**WHAT THE EXERCISE ASKS:**
Output the full listing below exactly as it reads, and skip anything that is a picture.

**DATA ENTRIES:**
-=-=-=-=-

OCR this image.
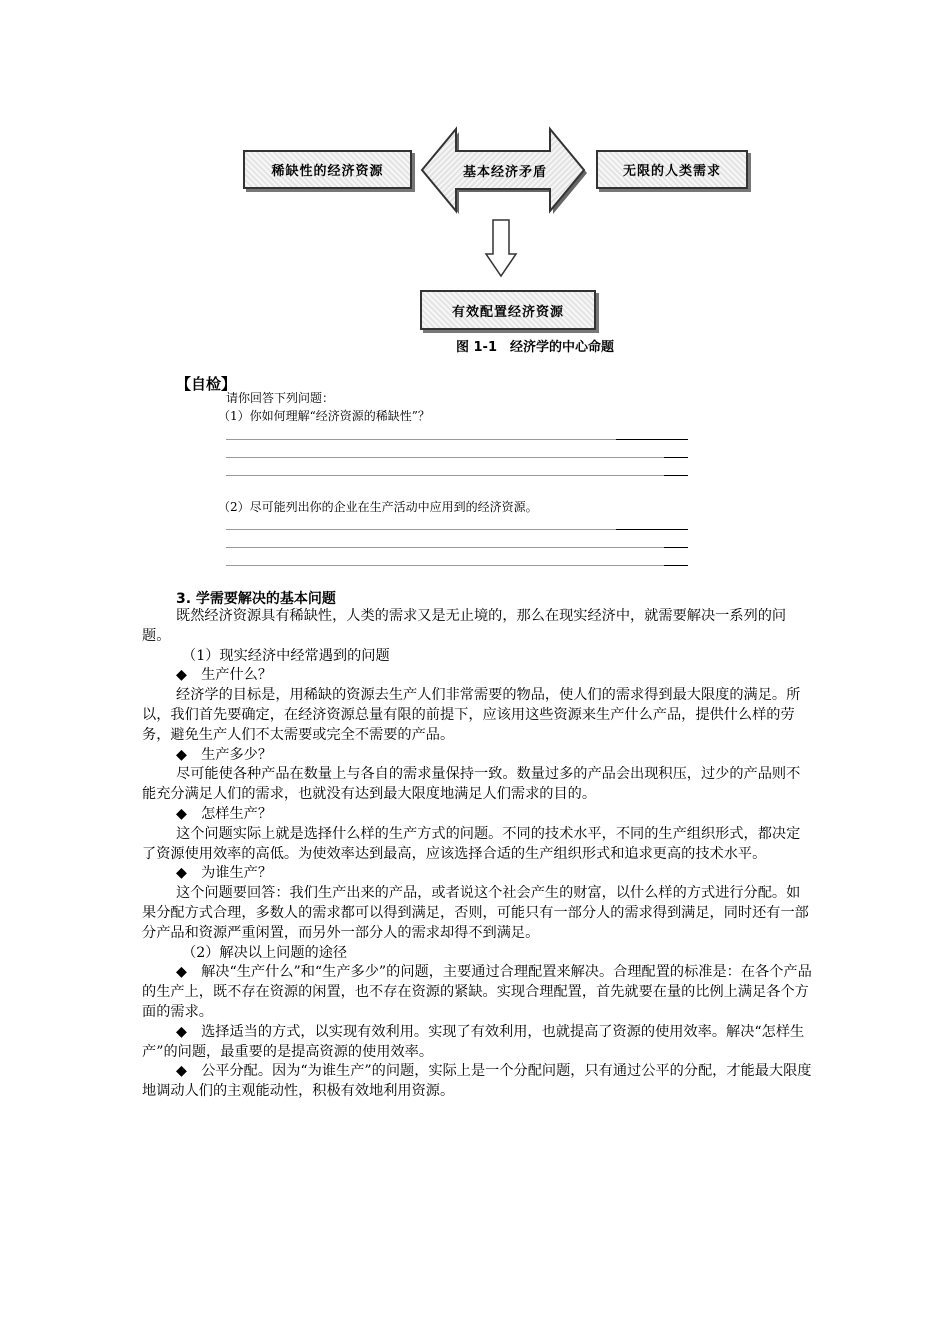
稀缺性的经济资源	基本经济矛盾	无限的人类需求
有效配置经济资源
图 1-1　经济学的中心命题
【自检】
请你回答下列问题：
（1）你如何理解“经济资源的稀缺性”？
（2）尽可能列出你的企业在生产活动中应用到的经济资源。
3. 学需要解决的基本问题

既然经济资源具有稀缺性，人类的需求又是无止境的，那么在现实经济中，就需要解决一系列的问题。

（1）现实经济中经常遇到的问题

◆　生产什么？

经济学的目标是，用稀缺的资源去生产人们非常需要的物品，使人们的需求得到最大限度的满足。所以，我们首先要确定，在经济资源总量有限的前提下，应该用这些资源来生产什么产品，提供什么样的劳务，避免生产人们不太需要或完全不需要的产品。

◆　生产多少？

尽可能使各种产品在数量上与各自的需求量保持一致。数量过多的产品会出现积压，过少的产品则不能充分满足人们的需求，也就没有达到最大限度地满足人们需求的目的。

◆　怎样生产？

这个问题实际上就是选择什么样的生产方式的问题。不同的技术水平，不同的生产组织形式，都决定了资源使用效率的高低。为使效率达到最高，应该选择合适的生产组织形式和追求更高的技术水平。

◆　为谁生产？

这个问题要回答：我们生产出来的产品，或者说这个社会产生的财富，以什么样的方式进行分配。如果分配方式合理，多数人的需求都可以得到满足，否则，可能只有一部分人的需求得到满足，同时还有一部分产品和资源严重闲置，而另外一部分人的需求却得不到满足。

（2）解决以上问题的途径

◆　解决“生产什么”和“生产多少”的问题，主要通过合理配置来解决。合理配置的标准是：在各个产品的生产上，既不存在资源的闲置，也不存在资源的紧缺。实现合理配置，首先就要在量的比例上满足各个方面的需求。

◆　选择适当的方式，以实现有效利用。实现了有效利用，也就提高了资源的使用效率。解决“怎样生产”的问题，最重要的是提高资源的使用效率。

◆　公平分配。因为“为谁生产”的问题，实际上是一个分配问题，只有通过公平的分配，才能最大限度地调动人们的主观能动性，积极有效地利用资源。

-=-=-=-=-

**RESULT OF THE EXERCISE:**
OCR this image.
稀缺性的经济资源	基本经济矛盾	无限的人类需求
有效配置经济资源
图 1-1　经济学的中心命题
【自检】
请你回答下列问题：
（1）你如何理解“经济资源的稀缺性”？
（2）尽可能列出你的企业在生产活动中应用到的经济资源。
3. 学需要解决的基本问题

既然经济资源具有稀缺性，人类的需求又是无止境的，那么在现实经济中，就需要解决一系列的问题。

（1）现实经济中经常遇到的问题

◆　生产什么？

经济学的目标是，用稀缺的资源去生产人们非常需要的物品，使人们的需求得到最大限度的满足。所以，我们首先要确定，在经济资源总量有限的前提下，应该用这些资源来生产什么产品，提供什么样的劳务，避免生产人们不太需要或完全不需要的产品。

◆　生产多少？

尽可能使各种产品在数量上与各自的需求量保持一致。数量过多的产品会出现积压，过少的产品则不能充分满足人们的需求，也就没有达到最大限度地满足人们需求的目的。

◆　怎样生产？

这个问题实际上就是选择什么样的生产方式的问题。不同的技术水平，不同的生产组织形式，都决定了资源使用效率的高低。为使效率达到最高，应该选择合适的生产组织形式和追求更高的技术水平。

◆　为谁生产？

这个问题要回答：我们生产出来的产品，或者说这个社会产生的财富，以什么样的方式进行分配。如果分配方式合理，多数人的需求都可以得到满足，否则，可能只有一部分人的需求得到满足，同时还有一部分产品和资源严重闲置，而另外一部分人的需求却得不到满足。

（2）解决以上问题的途径

◆　解决“生产什么”和“生产多少”的问题，主要通过合理配置来解决。合理配置的标准是：在各个产品的生产上，既不存在资源的闲置，也不存在资源的紧缺。实现合理配置，首先就要在量的比例上满足各个方面的需求。

◆　选择适当的方式，以实现有效利用。实现了有效利用，也就提高了资源的使用效率。解决“怎样生产”的问题，最重要的是提高资源的使用效率。

◆　公平分配。因为“为谁生产”的问题，实际上是一个分配问题，只有通过公平的分配，才能最大限度地调动人们的主观能动性，积极有效地利用资源。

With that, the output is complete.